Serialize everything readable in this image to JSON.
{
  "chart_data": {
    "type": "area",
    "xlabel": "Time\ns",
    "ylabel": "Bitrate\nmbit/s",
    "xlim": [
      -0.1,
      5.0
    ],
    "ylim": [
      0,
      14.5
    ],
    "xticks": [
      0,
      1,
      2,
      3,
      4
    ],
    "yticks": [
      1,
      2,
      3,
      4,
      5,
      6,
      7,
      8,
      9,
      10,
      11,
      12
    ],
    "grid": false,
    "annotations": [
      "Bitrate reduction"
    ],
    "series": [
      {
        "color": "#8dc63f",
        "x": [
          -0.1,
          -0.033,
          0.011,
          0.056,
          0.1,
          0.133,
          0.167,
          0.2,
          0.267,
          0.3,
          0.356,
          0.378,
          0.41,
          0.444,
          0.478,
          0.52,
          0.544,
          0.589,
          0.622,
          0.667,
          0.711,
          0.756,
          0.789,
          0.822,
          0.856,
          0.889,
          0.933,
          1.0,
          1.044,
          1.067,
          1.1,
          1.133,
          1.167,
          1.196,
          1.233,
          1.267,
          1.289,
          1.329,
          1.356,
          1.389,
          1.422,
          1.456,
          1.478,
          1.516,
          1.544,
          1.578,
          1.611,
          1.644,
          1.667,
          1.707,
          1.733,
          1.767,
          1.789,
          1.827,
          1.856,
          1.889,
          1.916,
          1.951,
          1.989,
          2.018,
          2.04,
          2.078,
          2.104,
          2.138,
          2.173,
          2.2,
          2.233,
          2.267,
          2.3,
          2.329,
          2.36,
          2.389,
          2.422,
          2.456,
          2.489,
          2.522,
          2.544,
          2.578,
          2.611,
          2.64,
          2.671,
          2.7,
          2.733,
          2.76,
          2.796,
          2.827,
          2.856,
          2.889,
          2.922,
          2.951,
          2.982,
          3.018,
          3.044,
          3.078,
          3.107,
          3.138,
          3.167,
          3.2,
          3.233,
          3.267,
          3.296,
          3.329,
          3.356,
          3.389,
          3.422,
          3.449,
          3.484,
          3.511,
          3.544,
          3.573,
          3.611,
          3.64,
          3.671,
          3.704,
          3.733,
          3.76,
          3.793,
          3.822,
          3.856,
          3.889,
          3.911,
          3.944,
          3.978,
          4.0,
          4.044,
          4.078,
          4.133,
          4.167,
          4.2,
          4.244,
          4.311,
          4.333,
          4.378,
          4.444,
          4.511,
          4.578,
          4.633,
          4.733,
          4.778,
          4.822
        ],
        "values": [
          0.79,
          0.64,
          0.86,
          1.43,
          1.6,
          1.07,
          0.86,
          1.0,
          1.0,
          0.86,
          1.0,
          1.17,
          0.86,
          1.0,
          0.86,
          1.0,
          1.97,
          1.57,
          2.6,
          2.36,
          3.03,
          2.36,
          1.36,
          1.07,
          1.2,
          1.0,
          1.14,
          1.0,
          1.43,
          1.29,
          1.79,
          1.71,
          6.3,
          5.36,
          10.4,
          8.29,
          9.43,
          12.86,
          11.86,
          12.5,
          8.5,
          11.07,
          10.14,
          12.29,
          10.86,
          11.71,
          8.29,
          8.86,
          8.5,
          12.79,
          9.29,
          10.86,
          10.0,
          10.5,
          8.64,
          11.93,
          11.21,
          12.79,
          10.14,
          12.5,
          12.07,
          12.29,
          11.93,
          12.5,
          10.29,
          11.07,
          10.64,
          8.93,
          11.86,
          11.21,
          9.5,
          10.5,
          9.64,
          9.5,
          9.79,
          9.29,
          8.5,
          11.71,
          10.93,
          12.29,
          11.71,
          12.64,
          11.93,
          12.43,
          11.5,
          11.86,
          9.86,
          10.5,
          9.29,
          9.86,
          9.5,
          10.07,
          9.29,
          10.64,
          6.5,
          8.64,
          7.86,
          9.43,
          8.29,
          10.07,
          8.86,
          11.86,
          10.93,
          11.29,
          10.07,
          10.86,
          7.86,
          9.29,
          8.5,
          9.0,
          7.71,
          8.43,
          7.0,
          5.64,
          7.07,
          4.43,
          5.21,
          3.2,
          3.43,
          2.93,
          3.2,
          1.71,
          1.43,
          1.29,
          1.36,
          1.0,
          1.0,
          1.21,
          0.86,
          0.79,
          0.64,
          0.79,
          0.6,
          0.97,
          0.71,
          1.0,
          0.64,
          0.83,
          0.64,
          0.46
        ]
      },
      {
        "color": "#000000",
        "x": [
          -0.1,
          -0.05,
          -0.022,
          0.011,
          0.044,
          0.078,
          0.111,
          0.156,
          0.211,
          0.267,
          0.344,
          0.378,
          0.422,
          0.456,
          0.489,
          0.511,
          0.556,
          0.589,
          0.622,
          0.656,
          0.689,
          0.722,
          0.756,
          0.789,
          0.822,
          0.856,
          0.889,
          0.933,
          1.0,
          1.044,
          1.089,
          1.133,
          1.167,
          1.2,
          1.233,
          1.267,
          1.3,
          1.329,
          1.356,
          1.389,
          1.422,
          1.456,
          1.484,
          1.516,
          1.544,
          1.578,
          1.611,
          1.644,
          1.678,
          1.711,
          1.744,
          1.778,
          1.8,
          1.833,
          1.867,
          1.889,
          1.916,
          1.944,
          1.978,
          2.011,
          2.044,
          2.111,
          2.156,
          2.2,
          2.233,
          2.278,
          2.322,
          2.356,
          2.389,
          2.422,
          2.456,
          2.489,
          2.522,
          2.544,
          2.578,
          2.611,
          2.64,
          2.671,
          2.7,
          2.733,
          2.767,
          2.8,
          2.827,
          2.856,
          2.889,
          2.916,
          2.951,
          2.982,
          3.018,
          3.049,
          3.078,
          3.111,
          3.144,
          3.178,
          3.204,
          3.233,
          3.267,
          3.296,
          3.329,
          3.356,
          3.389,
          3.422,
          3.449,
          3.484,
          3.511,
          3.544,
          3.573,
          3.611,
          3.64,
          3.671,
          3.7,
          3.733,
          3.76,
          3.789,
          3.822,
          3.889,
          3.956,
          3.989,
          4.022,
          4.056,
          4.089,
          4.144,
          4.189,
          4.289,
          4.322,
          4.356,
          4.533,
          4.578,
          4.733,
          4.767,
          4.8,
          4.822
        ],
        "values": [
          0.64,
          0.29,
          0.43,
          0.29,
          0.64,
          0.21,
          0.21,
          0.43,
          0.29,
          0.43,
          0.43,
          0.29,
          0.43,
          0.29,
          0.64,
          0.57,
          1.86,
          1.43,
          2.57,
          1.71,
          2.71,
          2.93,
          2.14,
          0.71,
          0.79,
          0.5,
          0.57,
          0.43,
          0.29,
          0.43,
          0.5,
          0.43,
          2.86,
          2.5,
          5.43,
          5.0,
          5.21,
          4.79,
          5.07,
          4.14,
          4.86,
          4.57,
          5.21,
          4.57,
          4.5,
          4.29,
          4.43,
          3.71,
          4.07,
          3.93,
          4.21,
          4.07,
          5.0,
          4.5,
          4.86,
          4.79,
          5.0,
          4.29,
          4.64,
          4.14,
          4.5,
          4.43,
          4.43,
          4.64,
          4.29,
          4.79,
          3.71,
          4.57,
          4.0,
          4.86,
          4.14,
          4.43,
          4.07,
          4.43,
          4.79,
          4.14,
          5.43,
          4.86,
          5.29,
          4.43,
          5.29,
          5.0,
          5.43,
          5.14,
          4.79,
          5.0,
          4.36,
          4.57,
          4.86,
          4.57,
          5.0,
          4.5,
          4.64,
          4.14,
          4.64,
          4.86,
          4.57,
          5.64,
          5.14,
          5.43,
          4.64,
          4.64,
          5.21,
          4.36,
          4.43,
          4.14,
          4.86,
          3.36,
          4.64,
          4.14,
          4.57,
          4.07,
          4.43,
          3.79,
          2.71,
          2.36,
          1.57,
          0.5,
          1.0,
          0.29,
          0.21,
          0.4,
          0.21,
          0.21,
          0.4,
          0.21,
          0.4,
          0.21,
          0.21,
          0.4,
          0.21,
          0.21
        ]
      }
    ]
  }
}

* _Exercise requirements_
Copy each line that holds the word "Bitrate".

* _Exercise solution_
    "ylabel": "Bitrate\nmbit/s",
      "Bitrate reduction"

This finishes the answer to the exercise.